Problem statement: Pick out every line with the word "Odpočet" and copy it.

↓↓↓

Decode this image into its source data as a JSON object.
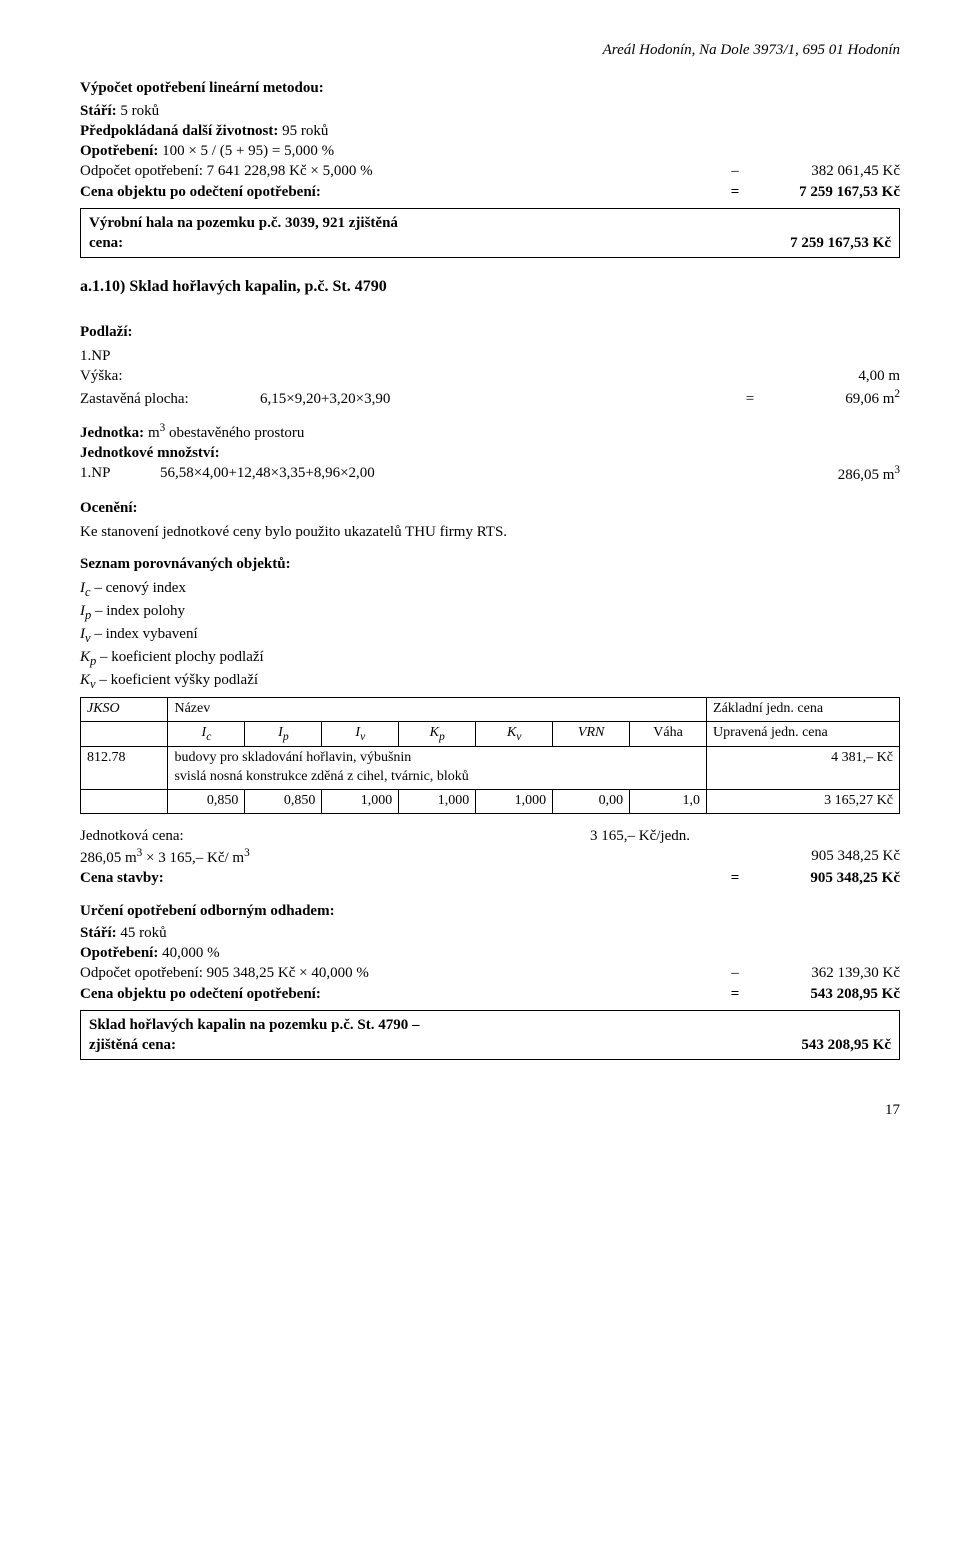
{
  "header": "Areál Hodonín, Na Dole 3973/1, 695 01 Hodonín",
  "calc1": {
    "title": "Výpočet opotřebení lineární metodou:",
    "age_label": "Stáří:",
    "age_value": "5 roků",
    "life_label": "Předpokládaná další životnost:",
    "life_value": "95 roků",
    "wear_label": "Opotřebení:",
    "wear_expr": "100 × 5 / (5 + 95) = 5,000 %",
    "deduction_label": "Odpočet opotřebení: 7 641 228,98 Kč × 5,000 %",
    "deduction_sign": "–",
    "deduction_value": "382 061,45 Kč",
    "result_label": "Cena objektu po odečtení opotřebení:",
    "result_sign": "=",
    "result_value": "7 259 167,53 Kč"
  },
  "box1": {
    "label1": "Výrobní hala na pozemku p.č. 3039, 921 zjištěná",
    "label2": "cena:",
    "value": "7 259 167,53 Kč"
  },
  "section_a110": "a.1.10)  Sklad hořlavých kapalin, p.č. St. 4790",
  "podlazi": {
    "title": "Podlaží:",
    "np": "1.NP",
    "vyska_label": "Výška:",
    "vyska_value": "4,00 m",
    "zast_label": "Zastavěná plocha:",
    "zast_expr": "6,15×9,20+3,20×3,90",
    "zast_eq": "=",
    "zast_value": "69,06 m²"
  },
  "jednotka": {
    "line1": "Jednotka: m³ obestavěného prostoru",
    "line2": "Jednotkové množství:",
    "np": "1.NP",
    "expr": "56,58×4,00+12,48×3,35+8,96×2,00",
    "value": "286,05 m³"
  },
  "oceneni": {
    "title": "Ocenění:",
    "text": "Ke stanovení jednotkové ceny bylo použito ukazatelů THU firmy RTS."
  },
  "seznam": {
    "title": "Seznam porovnávaných objektů:",
    "legend": [
      {
        "sym": "I",
        "sub": "c",
        "desc": " – cenový index"
      },
      {
        "sym": "I",
        "sub": "p",
        "desc": " – index polohy"
      },
      {
        "sym": "I",
        "sub": "v",
        "desc": " – index vybavení"
      },
      {
        "sym": "K",
        "sub": "p",
        "desc": " – koeficient plochy podlaží"
      },
      {
        "sym": "K",
        "sub": "v",
        "desc": " – koeficient výšky podlaží"
      }
    ]
  },
  "table": {
    "headers": {
      "jkso": "JKSO",
      "nazev": "Název",
      "zakladni": "Základní jedn. cena",
      "ic": "Iₑ",
      "ip": "Iₚ",
      "iv": "Iᵥ",
      "kp": "Kₚ",
      "kv": "Kᵥ",
      "vrn": "VRN",
      "vaha": "Váha",
      "upravena": "Upravená jedn. cena"
    },
    "row_code": "812.78",
    "row_name": "budovy pro skladování hořlavin, výbušnin",
    "row_name2": "svislá nosná konstrukce zděná z cihel, tvárnic, bloků",
    "row_price": "4 381,–  Kč",
    "vals": [
      "0,850",
      "0,850",
      "1,000",
      "1,000",
      "1,000",
      "0,00",
      "1,0"
    ],
    "row_result": "3 165,27 Kč"
  },
  "jednotkova": {
    "label": "Jednotková cena:",
    "value": "3 165,–  Kč/jedn.",
    "calc_label": "286,05 m³ × 3 165,–  Kč/ m³",
    "calc_value": "905 348,25 Kč",
    "stavba_label": "Cena stavby:",
    "stavba_sign": "=",
    "stavba_value": "905 348,25 Kč"
  },
  "urceni": {
    "title": "Určení opotřebení odborným odhadem:",
    "age_label": "Stáří:",
    "age_value": "45 roků",
    "wear_label": "Opotřebení:",
    "wear_value": "40,000 %",
    "deduction_label": "Odpočet opotřebení: 905 348,25 Kč × 40,000 %",
    "deduction_sign": "–",
    "deduction_value": "362 139,30 Kč",
    "result_label": "Cena objektu po odečtení opotřebení:",
    "result_sign": "=",
    "result_value": "543 208,95 Kč"
  },
  "box2": {
    "line1": "Sklad hořlavých kapalin na pozemku p.č. St. 4790 –",
    "line2": "zjištěná cena:",
    "value": "543 208,95 Kč"
  },
  "page": "17"
}
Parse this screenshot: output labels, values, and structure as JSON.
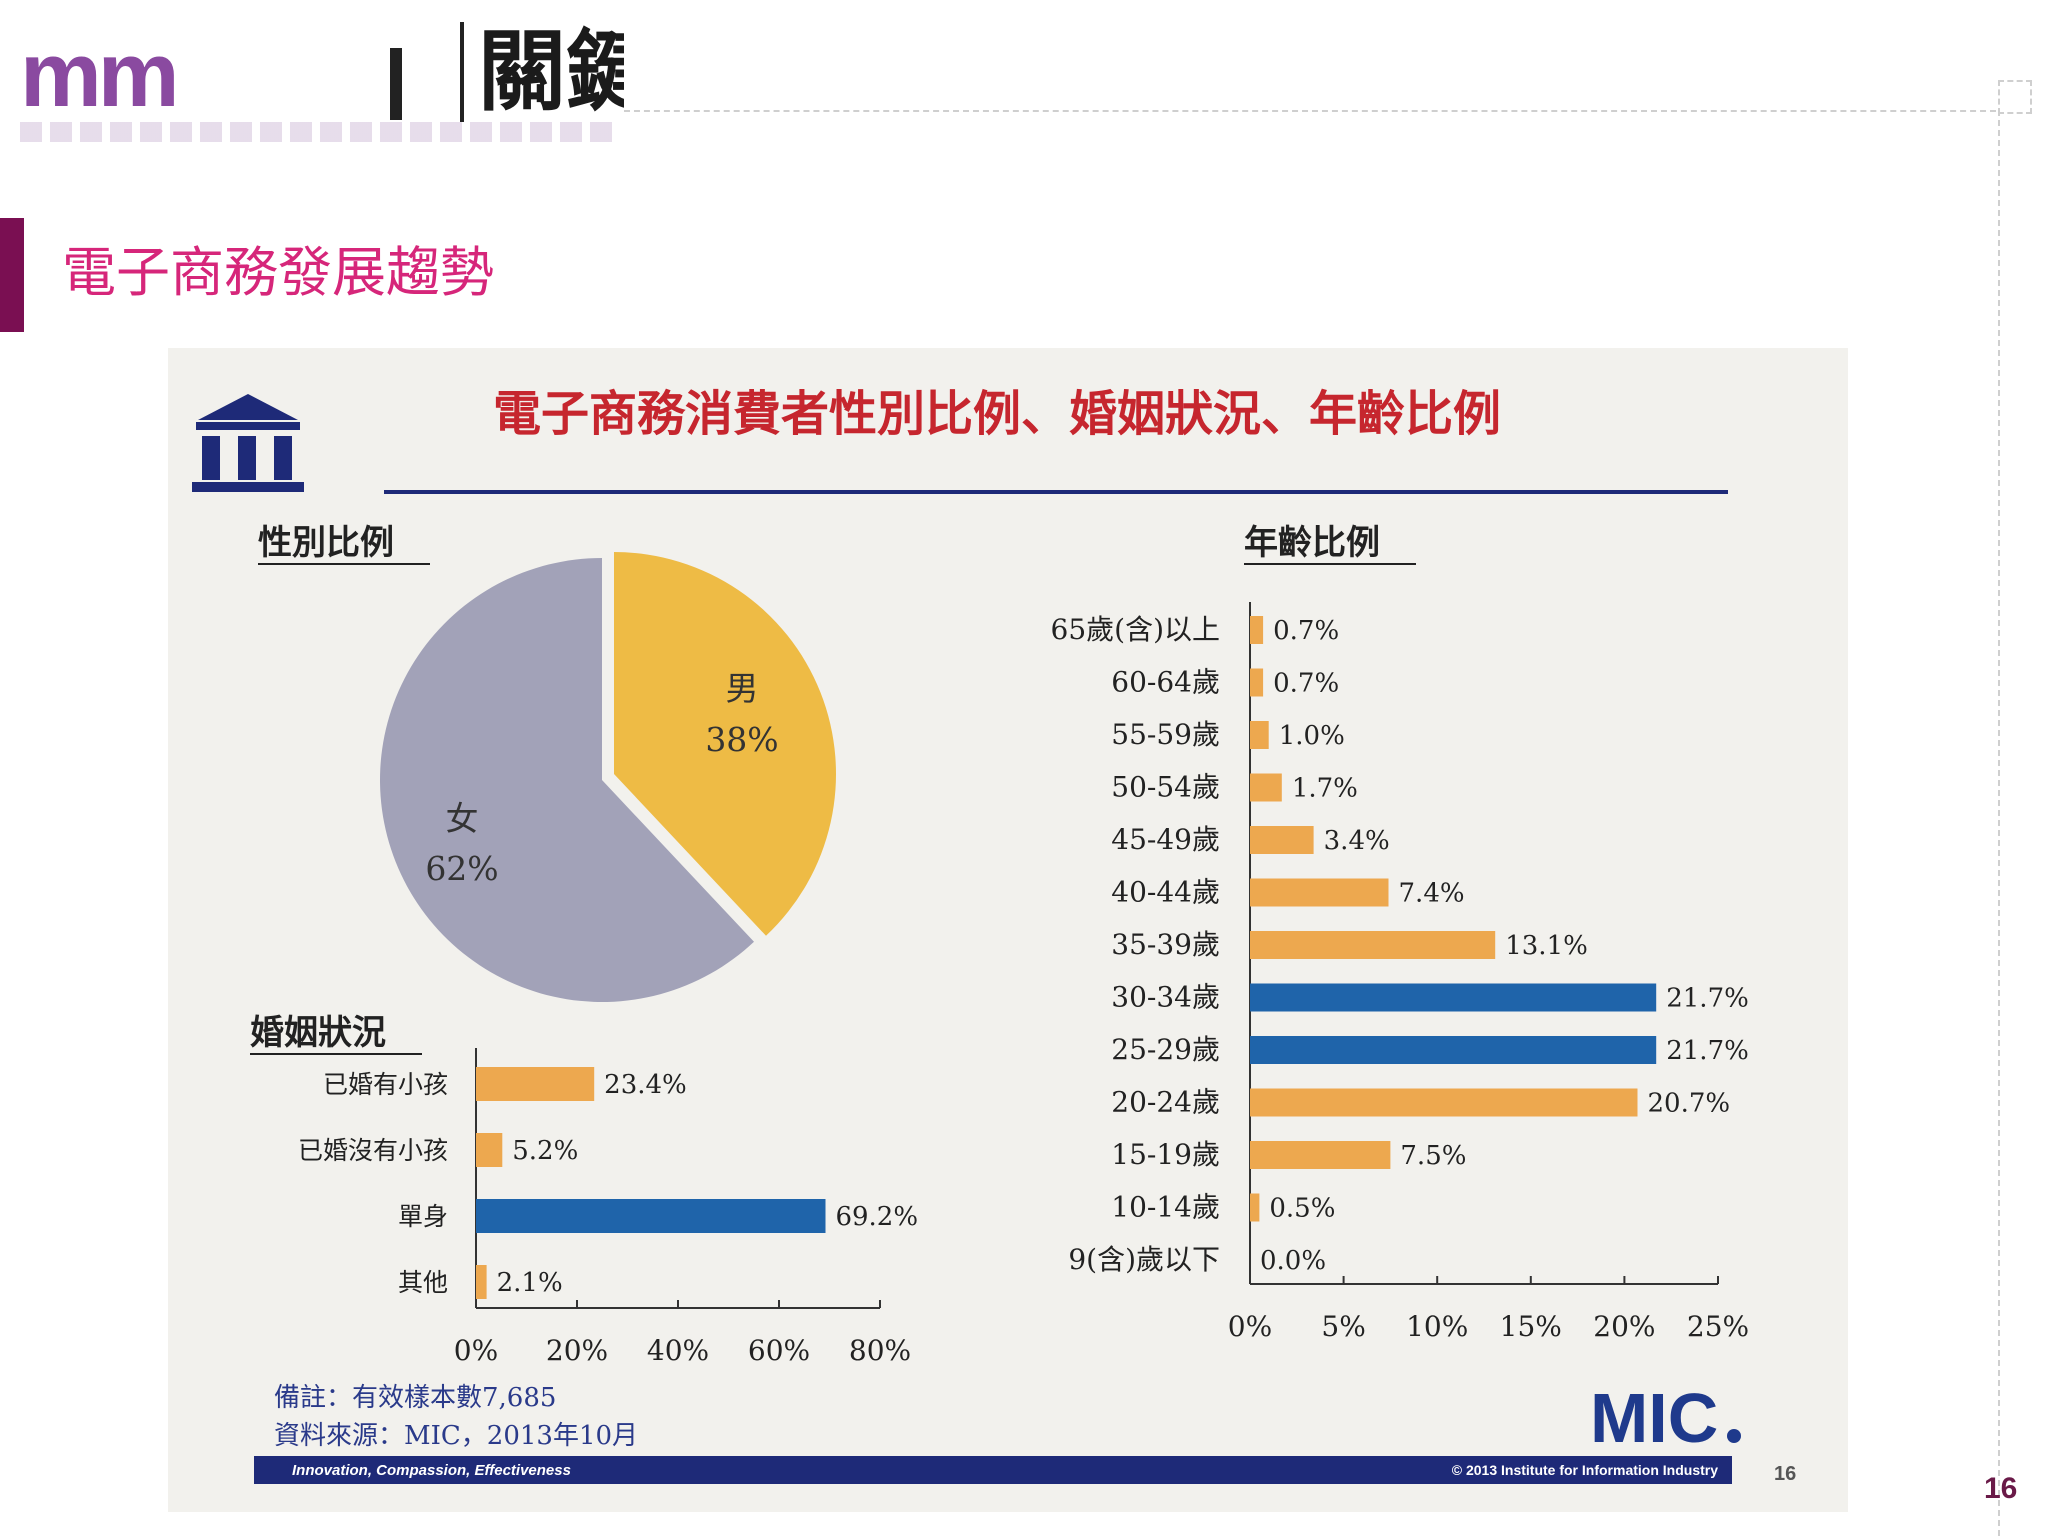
{
  "header": {
    "logo_text": "mm",
    "logo_cn": "關鍵"
  },
  "page": {
    "title": "電子商務發展趨勢",
    "number": "16"
  },
  "colors": {
    "orange": "#eda84f",
    "blue": "#1f64aa",
    "pie_male": "#eebb45",
    "pie_female": "#a2a2b8",
    "title_pink": "#d6267a",
    "brand_navy": "#1e2a78"
  },
  "panel": {
    "chart_title": "電子商務消費者性別比例、婚姻狀況、年齡比例",
    "note_line1": "備註：有效樣本數7,685",
    "note_line2": "資料來源：MIC，2013年10月",
    "mic_logo": "MIC",
    "footer_left": "Innovation, Compassion, Effectiveness",
    "footer_right": "© 2013 Institute for Information Industry",
    "slide_number": "16"
  },
  "chart_data": [
    {
      "type": "pie",
      "title": "性別比例",
      "slices": [
        {
          "name": "男",
          "value": 38,
          "label": "38%",
          "color": "#eebb45"
        },
        {
          "name": "女",
          "value": 62,
          "label": "62%",
          "color": "#a2a2b8"
        }
      ]
    },
    {
      "type": "bar",
      "orientation": "horizontal",
      "title": "婚姻狀況",
      "categories": [
        "已婚有小孩",
        "已婚沒有小孩",
        "單身",
        "其他"
      ],
      "values": [
        23.4,
        5.2,
        69.2,
        2.1
      ],
      "labels": [
        "23.4%",
        "5.2%",
        "69.2%",
        "2.1%"
      ],
      "highlight": [
        false,
        false,
        true,
        false
      ],
      "xlim": [
        0,
        80
      ],
      "ticks": [
        "0%",
        "20%",
        "40%",
        "60%",
        "80%"
      ]
    },
    {
      "type": "bar",
      "orientation": "horizontal",
      "title": "年齡比例",
      "categories": [
        "65歲(含)以上",
        "60-64歲",
        "55-59歲",
        "50-54歲",
        "45-49歲",
        "40-44歲",
        "35-39歲",
        "30-34歲",
        "25-29歲",
        "20-24歲",
        "15-19歲",
        "10-14歲",
        "9(含)歲以下"
      ],
      "values": [
        0.7,
        0.7,
        1.0,
        1.7,
        3.4,
        7.4,
        13.1,
        21.7,
        21.7,
        20.7,
        7.5,
        0.5,
        0.0
      ],
      "labels": [
        "0.7%",
        "0.7%",
        "1.0%",
        "1.7%",
        "3.4%",
        "7.4%",
        "13.1%",
        "21.7%",
        "21.7%",
        "20.7%",
        "7.5%",
        "0.5%",
        "0.0%"
      ],
      "highlight": [
        false,
        false,
        false,
        false,
        false,
        false,
        false,
        true,
        true,
        false,
        false,
        false,
        false
      ],
      "xlim": [
        0,
        25
      ],
      "ticks": [
        "0%",
        "5%",
        "10%",
        "15%",
        "20%",
        "25%"
      ]
    }
  ]
}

↑↑↑

Written answer:
    "deduction_label": "Odpočet opotřebení: 7 641 228,98 Kč × 5,000 %",
    "deduction_label": "Odpočet opotřebení: 905 348,25 Kč × 40,000 %",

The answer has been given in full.